EXERCISE GOAL: Your task is to extract every entry that follows word for word while excluding the pictures.

Collected data:
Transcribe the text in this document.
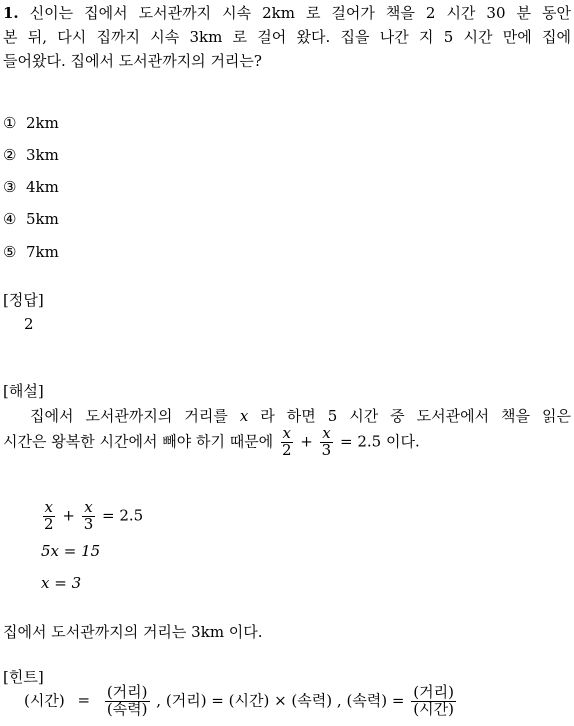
1. 신이는 집에서 도서관까지 시속 2km 로 걸어가 책을 2 시간 30 분 동안
본 뒤, 다시 집까지 시속 3km 로 걸어 왔다. 집을 나간 지 5 시간 만에 집에
들어왔다. 집에서 도서관까지의 거리는?
① 2km
② 3km
③ 4km
④ 5km
⑤ 7km
[정답]
2
[해설]
집에서 도서관까지의 거리를 x 라 하면 5 시간 중 도서관에서 책을 읽은
시간은 왕복한 시간에서 빼야 하기 때문에 $\frac{x}{2} + \frac{x}{3} = 2.5$ 이다.
$\frac{x}{2} + \frac{x}{3} = 2.5$
5x = 15
x = 3
집에서 도서관까지의 거리는 3km 이다.
[힌트]
(시간) = $\frac{\text{(거리)}}{\text{(속력)}}$ , (거리) = (시간) × (속력) , (속력) = $\frac{\text{(거리)}}{\text{(시간)}}$
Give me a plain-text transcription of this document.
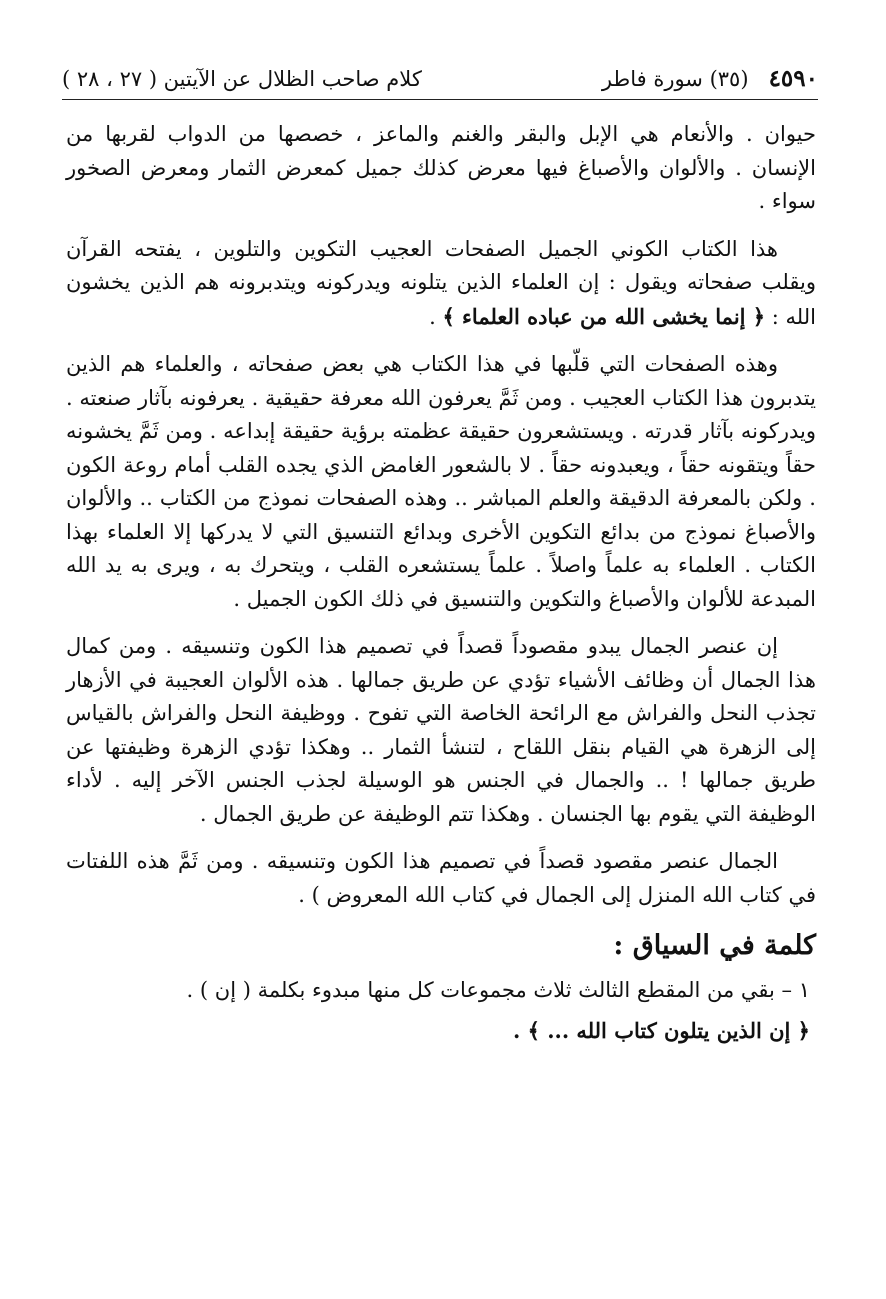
٤٥٩٠   (٣٥) سورة فاطر
كلام صاحب الظلال عن الآيتين ( ٢٧ ، ٢٨ )

حيوان . والأنعام هي الإبل والبقر والغنم والماعز ، خصصها من الدواب لقربها من الإنسان . والألوان والأصباغ فيها معرض كذلك جميل كمعرض الثمار ومعرض الصخور سواء .

هذا الكتاب الكوني الجميل الصفحات العجيب التكوين والتلوين ، يفتحه القرآن ويقلب صفحاته ويقول : إن العلماء الذين يتلونه ويدركونه ويتدبرونه هم الذين يخشون الله : ﴿ إنما يخشى الله من عباده العلماء ﴾ .

وهذه الصفحات التي قلّبها في هذا الكتاب هي بعض صفحاته ، والعلماء هم الذين يتدبرون هذا الكتاب العجيب . ومن ثَمَّ يعرفون الله معرفة حقيقية . يعرفونه بآثار صنعته . ويدركونه بآثار قدرته . ويستشعرون حقيقة عظمته برؤية حقيقة إبداعه . ومن ثَمَّ يخشونه حقاً ويتقونه حقاً ، ويعبدونه حقاً . لا بالشعور الغامض الذي يجده القلب أمام روعة الكون . ولكن بالمعرفة الدقيقة والعلم المباشر .. وهذه الصفحات نموذج من الكتاب .. والألوان والأصباغ نموذج من بدائع التكوين الأخرى وبدائع التنسيق التي لا يدركها إلا العلماء بهذا الكتاب . العلماء به علماً واصلاً . علماً يستشعره القلب ، ويتحرك به ، ويرى به يد الله المبدعة للألوان والأصباغ والتكوين والتنسيق في ذلك الكون الجميل .

إن عنصر الجمال يبدو مقصوداً قصداً في تصميم هذا الكون وتنسيقه . ومن كمال هذا الجمال أن وظائف الأشياء تؤدي عن طريق جمالها . هذه الألوان العجيبة في الأزهار تجذب النحل والفراش مع الرائحة الخاصة التي تفوح . ووظيفة النحل والفراش بالقياس إلى الزهرة هي القيام بنقل اللقاح ، لتنشأ الثمار .. وهكذا تؤدي الزهرة وظيفتها عن طريق جمالها ! .. والجمال في الجنس هو الوسيلة لجذب الجنس الآخر إليه . لأداء الوظيفة التي يقوم بها الجنسان . وهكذا تتم الوظيفة عن طريق الجمال .

الجمال عنصر مقصود قصداً في تصميم هذا الكون وتنسيقه . ومن ثَمَّ هذه اللفتات في كتاب الله المنزل إلى الجمال في كتاب الله المعروض ) .

كلمة في السياق :

١ – بقي من المقطع الثالث ثلاث مجموعات كل منها مبدوء بكلمة ( إن ) .

﴿ إن الذين يتلون كتاب الله ... ﴾ .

ANSWER TO THE TASK:
Transcribe the text in this document.
1. 신이는 집에서 도서관까지 시속 2km 로 걸어가 책을 2 시간 30 분 동안
본 뒤, 다시 집까지 시속 3km 로 걸어 왔다. 집을 나간 지 5 시간 만에 집에
들어왔다. 집에서 도서관까지의 거리는?
① 2km
② 3km
③ 4km
④ 5km
⑤ 7km
[정답]
2
[해설]
집에서 도서관까지의 거리를 x 라 하면 5 시간 중 도서관에서 책을 읽은
시간은 왕복한 시간에서 빼야 하기 때문에 $\frac{x}{2} + \frac{x}{3} = 2.5$ 이다.
$\frac{x}{2} + \frac{x}{3} = 2.5$
5x = 15
x = 3
집에서 도서관까지의 거리는 3km 이다.
[힌트]
(시간) = $\frac{\text{(거리)}}{\text{(속력)}}$ , (거리) = (시간) × (속력) , (속력) = $\frac{\text{(거리)}}{\text{(시간)}}$
Give me a plain-text transcription of this document.
٤٥٩٠   (٣٥) سورة فاطر
كلام صاحب الظلال عن الآيتين ( ٢٧ ، ٢٨ )

حيوان . والأنعام هي الإبل والبقر والغنم والماعز ، خصصها من الدواب لقربها من الإنسان . والألوان والأصباغ فيها معرض كذلك جميل كمعرض الثمار ومعرض الصخور سواء .

هذا الكتاب الكوني الجميل الصفحات العجيب التكوين والتلوين ، يفتحه القرآن ويقلب صفحاته ويقول : إن العلماء الذين يتلونه ويدركونه ويتدبرونه هم الذين يخشون الله : ﴿ إنما يخشى الله من عباده العلماء ﴾ .

وهذه الصفحات التي قلّبها في هذا الكتاب هي بعض صفحاته ، والعلماء هم الذين يتدبرون هذا الكتاب العجيب . ومن ثَمَّ يعرفون الله معرفة حقيقية . يعرفونه بآثار صنعته . ويدركونه بآثار قدرته . ويستشعرون حقيقة عظمته برؤية حقيقة إبداعه . ومن ثَمَّ يخشونه حقاً ويتقونه حقاً ، ويعبدونه حقاً . لا بالشعور الغامض الذي يجده القلب أمام روعة الكون . ولكن بالمعرفة الدقيقة والعلم المباشر .. وهذه الصفحات نموذج من الكتاب .. والألوان والأصباغ نموذج من بدائع التكوين الأخرى وبدائع التنسيق التي لا يدركها إلا العلماء بهذا الكتاب . العلماء به علماً واصلاً . علماً يستشعره القلب ، ويتحرك به ، ويرى به يد الله المبدعة للألوان والأصباغ والتكوين والتنسيق في ذلك الكون الجميل .

إن عنصر الجمال يبدو مقصوداً قصداً في تصميم هذا الكون وتنسيقه . ومن كمال هذا الجمال أن وظائف الأشياء تؤدي عن طريق جمالها . هذه الألوان العجيبة في الأزهار تجذب النحل والفراش مع الرائحة الخاصة التي تفوح . ووظيفة النحل والفراش بالقياس إلى الزهرة هي القيام بنقل اللقاح ، لتنشأ الثمار .. وهكذا تؤدي الزهرة وظيفتها عن طريق جمالها ! .. والجمال في الجنس هو الوسيلة لجذب الجنس الآخر إليه . لأداء الوظيفة التي يقوم بها الجنسان . وهكذا تتم الوظيفة عن طريق الجمال .

الجمال عنصر مقصود قصداً في تصميم هذا الكون وتنسيقه . ومن ثَمَّ هذه اللفتات في كتاب الله المنزل إلى الجمال في كتاب الله المعروض ) .

كلمة في السياق :

١ – بقي من المقطع الثالث ثلاث مجموعات كل منها مبدوء بكلمة ( إن ) .

﴿ إن الذين يتلون كتاب الله ... ﴾ .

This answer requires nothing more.